• _GIVEN TASK_
Nothing in the data should change when you return it, but leave the pictures out.

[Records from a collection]
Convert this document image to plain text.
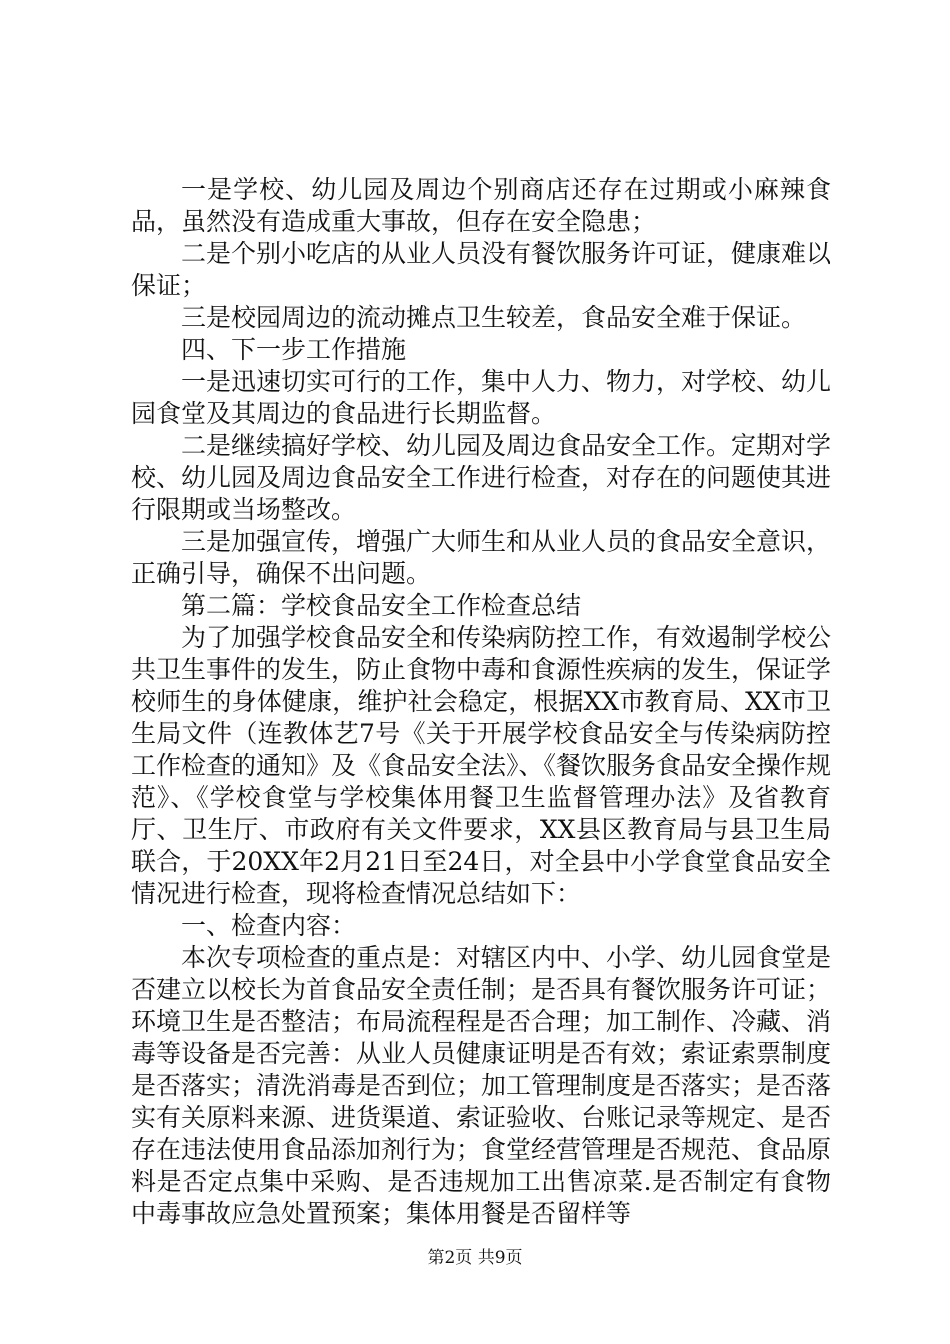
一是学校、幼儿园及周边个别商店还存在过期或小麻辣食品，虽然没有造成重大事故，但存在安全隐患；

二是个别小吃店的从业人员没有餐饮服务许可证，健康难以保证；

三是校园周边的流动摊点卫生较差，食品安全难于保证。

四、下一步工作措施

一是迅速切实可行的工作，集中人力、物力，对学校、幼儿园食堂及其周边的食品进行长期监督。

二是继续搞好学校、幼儿园及周边食品安全工作。定期对学校、幼儿园及周边食品安全工作进行检查，对存在的问题使其进行限期或当场整改。

三是加强宣传，增强广大师生和从业人员的食品安全意识，正确引导，确保不出问题。

第二篇：学校食品安全工作检查总结

为了加强学校食品安全和传染病防控工作，有效遏制学校公共卫生事件的发生，防止食物中毒和食源性疾病的发生，保证学校师生的身体健康，维护社会稳定，根据XX市教育局、XX市卫生局文件（连教体艺7号《关于开展学校食品安全与传染病防控工作检查的通知》及《食品安全法》、《餐饮服务食品安全操作规范》、《学校食堂与学校集体用餐卫生监督管理办法》及省教育厅、卫生厅、市政府有关文件要求，XX县区教育局与县卫生局联合，于20XX年2月21日至24日，对全县中小学食堂食品安全情况进行检查，现将检查情况总结如下：

一、检查内容：

本次专项检查的重点是：对辖区内中、小学、幼儿园食堂是否建立以校长为首食品安全责任制；是否具有餐饮服务许可证；环境卫生是否整洁；布局流程程是否合理；加工制作、冷藏、消毒等设备是否完善：从业人员健康证明是否有效；索证索票制度是否落实；清洗消毒是否到位；加工管理制度是否落实；是否落实有关原料来源、进货渠道、索证验收、台账记录等规定、是否存在违法使用食品添加剂行为；食堂经营管理是否规范、食品原料是否定点集中采购、是否违规加工出售凉菜.是否制定有食物中毒事故应急处置预案；集体用餐是否留样等

第2页 共9页
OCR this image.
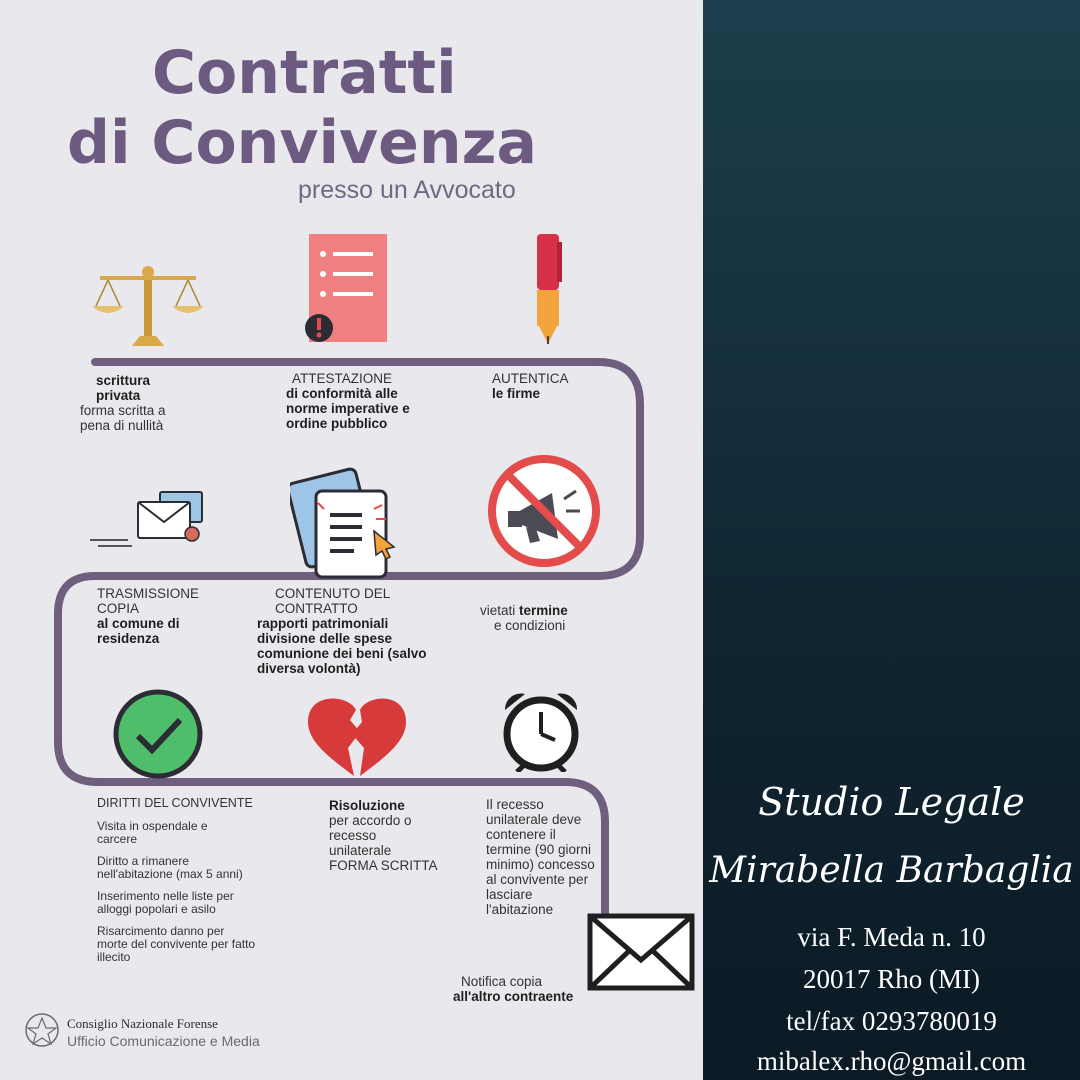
Contratti
di Convivenza
presso un Avvocato
scrittura privata
forma scritta a pena di nullità
ATTESTAZIONE
di conformità alle norme imperative e ordine pubblico
AUTENTICA
le firme
TRASMISSIONE COPIA
al comune di residenza
CONTENUTO DEL CONTRATTO
rapporti patrimoniali divisione delle spese comunione dei beni (salvo diversa volontà)
vietati termine
e condizioni
DIRITTI DEL CONVIVENTE
Visita in ospendale e carcere
Diritto a rimanere nell'abitazione (max 5 anni)
Inserimento nelle liste per alloggi popolari e asilo
Risarcimento danno per morte del convivente per fatto illecito
Risoluzione
per accordo o recesso unilaterale FORMA SCRITTA
Il recesso unilaterale deve contenere il termine (90 giorni minimo) concesso al convivente per lasciare l'abitazione
Notifica copia
all'altro contraente
Consiglio Nazionale Forense
Ufficio Comunicazione e Media
Studio Legale
Mirabella Barbaglia
via F. Meda n. 10
20017 Rho (MI)
tel/fax 0293780019
mibalex.rho@gmail.com
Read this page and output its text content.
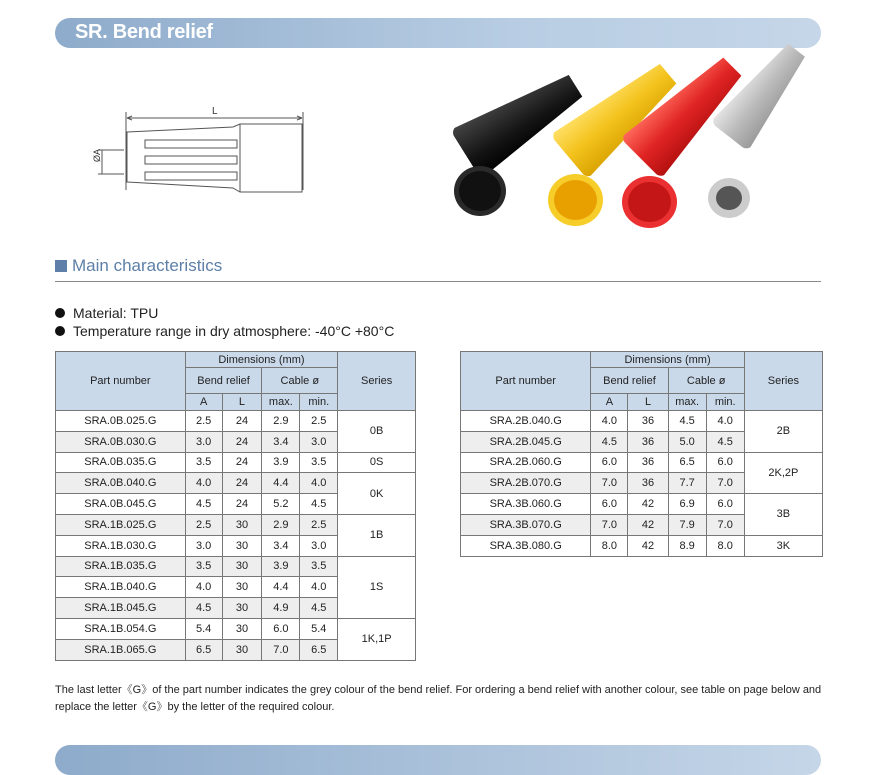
SR. Bend relief
L
ØA
Main characteristics
Material: TPU
Temperature range in dry atmosphere: -40°C +80°C
Part number	Dimensions (mm)				Series
	Bend relief		Cable ø		
	A	L	max.	min.	
SRA.0B.025.G	2.5	24	2.9	2.5	0B
SRA.0B.030.G	3.0	24	3.4	3.0	
SRA.0B.035.G	3.5	24	3.9	3.5	0S
SRA.0B.040.G	4.0	24	4.4	4.0	0K
SRA.0B.045.G	4.5	24	5.2	4.5	
SRA.1B.025.G	2.5	30	2.9	2.5	1B
SRA.1B.030.G	3.0	30	3.4	3.0	
SRA.1B.035.G	3.5	30	3.9	3.5	1S
SRA.1B.040.G	4.0	30	4.4	4.0	
SRA.1B.045.G	4.5	30	4.9	4.5	
SRA.1B.054.G	5.4	30	6.0	5.4	1K,1P
SRA.1B.065.G	6.5	30	7.0	6.5	
Part number	Dimensions (mm)				Series
	Bend relief		Cable ø		
	A	L	max.	min.	
SRA.2B.040.G	4.0	36	4.5	4.0	2B
SRA.2B.045.G	4.5	36	5.0	4.5	
SRA.2B.060.G	6.0	36	6.5	6.0	2K,2P
SRA.2B.070.G	7.0	36	7.7	7.0	
SRA.3B.060.G	6.0	42	6.9	6.0	3B
SRA.3B.070.G	7.0	42	7.9	7.0	
SRA.3B.080.G	8.0	42	8.9	8.0	3K
The last letter《G》of the part number indicates the grey colour of the bend relief. For ordering a bend relief with another colour, see table on page below and replace the letter《G》by the letter of the required colour.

• _ANSWER TO THIS EXERCISE_
Convert this document image to plain text.
一是学校、幼儿园及周边个别商店还存在过期或小麻辣食品，虽然没有造成重大事故，但存在安全隐患；

二是个别小吃店的从业人员没有餐饮服务许可证，健康难以保证；

三是校园周边的流动摊点卫生较差，食品安全难于保证。

四、下一步工作措施

一是迅速切实可行的工作，集中人力、物力，对学校、幼儿园食堂及其周边的食品进行长期监督。

二是继续搞好学校、幼儿园及周边食品安全工作。定期对学校、幼儿园及周边食品安全工作进行检查，对存在的问题使其进行限期或当场整改。

三是加强宣传，增强广大师生和从业人员的食品安全意识，正确引导，确保不出问题。

第二篇：学校食品安全工作检查总结

为了加强学校食品安全和传染病防控工作，有效遏制学校公共卫生事件的发生，防止食物中毒和食源性疾病的发生，保证学校师生的身体健康，维护社会稳定，根据XX市教育局、XX市卫生局文件（连教体艺7号《关于开展学校食品安全与传染病防控工作检查的通知》及《食品安全法》、《餐饮服务食品安全操作规范》、《学校食堂与学校集体用餐卫生监督管理办法》及省教育厅、卫生厅、市政府有关文件要求，XX县区教育局与县卫生局联合，于20XX年2月21日至24日，对全县中小学食堂食品安全情况进行检查，现将检查情况总结如下：

一、检查内容：

本次专项检查的重点是：对辖区内中、小学、幼儿园食堂是否建立以校长为首食品安全责任制；是否具有餐饮服务许可证；环境卫生是否整洁；布局流程程是否合理；加工制作、冷藏、消毒等设备是否完善：从业人员健康证明是否有效；索证索票制度是否落实；清洗消毒是否到位；加工管理制度是否落实；是否落实有关原料来源、进货渠道、索证验收、台账记录等规定、是否存在违法使用食品添加剂行为；食堂经营管理是否规范、食品原料是否定点集中采购、是否违规加工出售凉菜.是否制定有食物中毒事故应急处置预案；集体用餐是否留样等

第2页 共9页
OCR this image.
Contratti
di Convivenza
presso un Avvocato
scrittura privata
forma scritta a pena di nullità
ATTESTAZIONE
di conformità alle norme imperative e ordine pubblico
AUTENTICA
le firme
TRASMISSIONE COPIA
al comune di residenza
CONTENUTO DEL CONTRATTO
rapporti patrimoniali divisione delle spese comunione dei beni (salvo diversa volontà)
vietati termine
e condizioni
DIRITTI DEL CONVIVENTE
Visita in ospendale e carcere
Diritto a rimanere nell'abitazione (max 5 anni)
Inserimento nelle liste per alloggi popolari e asilo
Risarcimento danno per morte del convivente per fatto illecito
Risoluzione
per accordo o recesso unilaterale FORMA SCRITTA
Il recesso unilaterale deve contenere il termine (90 giorni minimo) concesso al convivente per lasciare l'abitazione
Notifica copia
all'altro contraente
Consiglio Nazionale Forense
Ufficio Comunicazione e Media
Studio Legale
Mirabella Barbaglia
via F. Meda n. 10
20017 Rho (MI)
tel/fax 0293780019
mibalex.rho@gmail.com
Read this page and output its text content.
SR. Bend relief
L
ØA
Main characteristics
Material: TPU
Temperature range in dry atmosphere: -40°C +80°C
Part number	Dimensions (mm)				Series
	Bend relief		Cable ø		
	A	L	max.	min.	
SRA.0B.025.G	2.5	24	2.9	2.5	0B
SRA.0B.030.G	3.0	24	3.4	3.0	
SRA.0B.035.G	3.5	24	3.9	3.5	0S
SRA.0B.040.G	4.0	24	4.4	4.0	0K
SRA.0B.045.G	4.5	24	5.2	4.5	
SRA.1B.025.G	2.5	30	2.9	2.5	1B
SRA.1B.030.G	3.0	30	3.4	3.0	
SRA.1B.035.G	3.5	30	3.9	3.5	1S
SRA.1B.040.G	4.0	30	4.4	4.0	
SRA.1B.045.G	4.5	30	4.9	4.5	
SRA.1B.054.G	5.4	30	6.0	5.4	1K,1P
SRA.1B.065.G	6.5	30	7.0	6.5	
Part number	Dimensions (mm)				Series
	Bend relief		Cable ø		
	A	L	max.	min.	
SRA.2B.040.G	4.0	36	4.5	4.0	2B
SRA.2B.045.G	4.5	36	5.0	4.5	
SRA.2B.060.G	6.0	36	6.5	6.0	2K,2P
SRA.2B.070.G	7.0	36	7.7	7.0	
SRA.3B.060.G	6.0	42	6.9	6.0	3B
SRA.3B.070.G	7.0	42	7.9	7.0	
SRA.3B.080.G	8.0	42	8.9	8.0	3K
The last letter《G》of the part number indicates the grey colour of the bend relief. For ordering a bend relief with another colour, see table on page below and replace the letter《G》by the letter of the required colour.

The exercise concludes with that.